_Your objective:_ Give the listing below again in full, exactly as written.

_Supplied material:_
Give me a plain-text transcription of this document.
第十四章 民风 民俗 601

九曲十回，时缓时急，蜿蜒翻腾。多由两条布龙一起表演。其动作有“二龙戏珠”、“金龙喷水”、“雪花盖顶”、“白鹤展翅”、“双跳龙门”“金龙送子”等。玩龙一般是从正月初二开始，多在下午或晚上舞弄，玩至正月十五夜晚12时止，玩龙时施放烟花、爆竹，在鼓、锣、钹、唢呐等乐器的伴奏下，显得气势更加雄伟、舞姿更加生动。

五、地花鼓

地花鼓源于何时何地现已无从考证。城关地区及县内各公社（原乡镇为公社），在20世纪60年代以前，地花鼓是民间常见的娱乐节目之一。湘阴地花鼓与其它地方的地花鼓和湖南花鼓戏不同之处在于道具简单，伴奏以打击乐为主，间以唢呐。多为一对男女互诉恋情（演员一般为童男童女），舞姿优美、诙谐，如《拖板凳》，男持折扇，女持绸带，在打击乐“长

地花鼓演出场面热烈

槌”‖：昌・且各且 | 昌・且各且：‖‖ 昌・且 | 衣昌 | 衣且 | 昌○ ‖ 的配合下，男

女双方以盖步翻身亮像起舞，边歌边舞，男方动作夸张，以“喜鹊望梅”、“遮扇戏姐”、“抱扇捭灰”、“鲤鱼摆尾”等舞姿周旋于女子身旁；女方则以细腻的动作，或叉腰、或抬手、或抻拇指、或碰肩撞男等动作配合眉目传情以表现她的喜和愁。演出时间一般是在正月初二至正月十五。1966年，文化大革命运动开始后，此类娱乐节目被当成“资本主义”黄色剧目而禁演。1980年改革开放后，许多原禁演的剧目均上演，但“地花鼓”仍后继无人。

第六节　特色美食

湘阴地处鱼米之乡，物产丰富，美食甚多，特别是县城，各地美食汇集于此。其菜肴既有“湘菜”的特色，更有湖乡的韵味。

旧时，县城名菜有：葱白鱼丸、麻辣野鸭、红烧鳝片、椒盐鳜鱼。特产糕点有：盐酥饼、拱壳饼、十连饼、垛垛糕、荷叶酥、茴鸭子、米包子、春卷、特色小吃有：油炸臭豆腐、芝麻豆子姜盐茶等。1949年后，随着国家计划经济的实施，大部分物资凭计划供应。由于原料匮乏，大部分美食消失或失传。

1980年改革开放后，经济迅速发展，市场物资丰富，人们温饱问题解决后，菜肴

_Finished task:_
Give me a plain-text transcription of this document.
第十四章 民风 民俗 601

九曲十回，时缓时急，蜿蜒翻腾。多由两条布龙一起表演。其动作有“二龙戏珠”、“金龙喷水”、“雪花盖顶”、“白鹤展翅”、“双跳龙门”“金龙送子”等。玩龙一般是从正月初二开始，多在下午或晚上舞弄，玩至正月十五夜晚12时止，玩龙时施放烟花、爆竹，在鼓、锣、钹、唢呐等乐器的伴奏下，显得气势更加雄伟、舞姿更加生动。

五、地花鼓

地花鼓源于何时何地现已无从考证。城关地区及县内各公社（原乡镇为公社），在20世纪60年代以前，地花鼓是民间常见的娱乐节目之一。湘阴地花鼓与其它地方的地花鼓和湖南花鼓戏不同之处在于道具简单，伴奏以打击乐为主，间以唢呐。多为一对男女互诉恋情（演员一般为童男童女），舞姿优美、诙谐，如《拖板凳》，男持折扇，女持绸带，在打击乐“长

地花鼓演出场面热烈

槌”‖：昌・且各且 | 昌・且各且：‖‖ 昌・且 | 衣昌 | 衣且 | 昌○ ‖ 的配合下，男

女双方以盖步翻身亮像起舞，边歌边舞，男方动作夸张，以“喜鹊望梅”、“遮扇戏姐”、“抱扇捭灰”、“鲤鱼摆尾”等舞姿周旋于女子身旁；女方则以细腻的动作，或叉腰、或抬手、或抻拇指、或碰肩撞男等动作配合眉目传情以表现她的喜和愁。演出时间一般是在正月初二至正月十五。1966年，文化大革命运动开始后，此类娱乐节目被当成“资本主义”黄色剧目而禁演。1980年改革开放后，许多原禁演的剧目均上演，但“地花鼓”仍后继无人。

第六节　特色美食

湘阴地处鱼米之乡，物产丰富，美食甚多，特别是县城，各地美食汇集于此。其菜肴既有“湘菜”的特色，更有湖乡的韵味。

旧时，县城名菜有：葱白鱼丸、麻辣野鸭、红烧鳝片、椒盐鳜鱼。特产糕点有：盐酥饼、拱壳饼、十连饼、垛垛糕、荷叶酥、茴鸭子、米包子、春卷、特色小吃有：油炸臭豆腐、芝麻豆子姜盐茶等。1949年后，随着国家计划经济的实施，大部分物资凭计划供应。由于原料匮乏，大部分美食消失或失传。

1980年改革开放后，经济迅速发展，市场物资丰富，人们温饱问题解决后，菜肴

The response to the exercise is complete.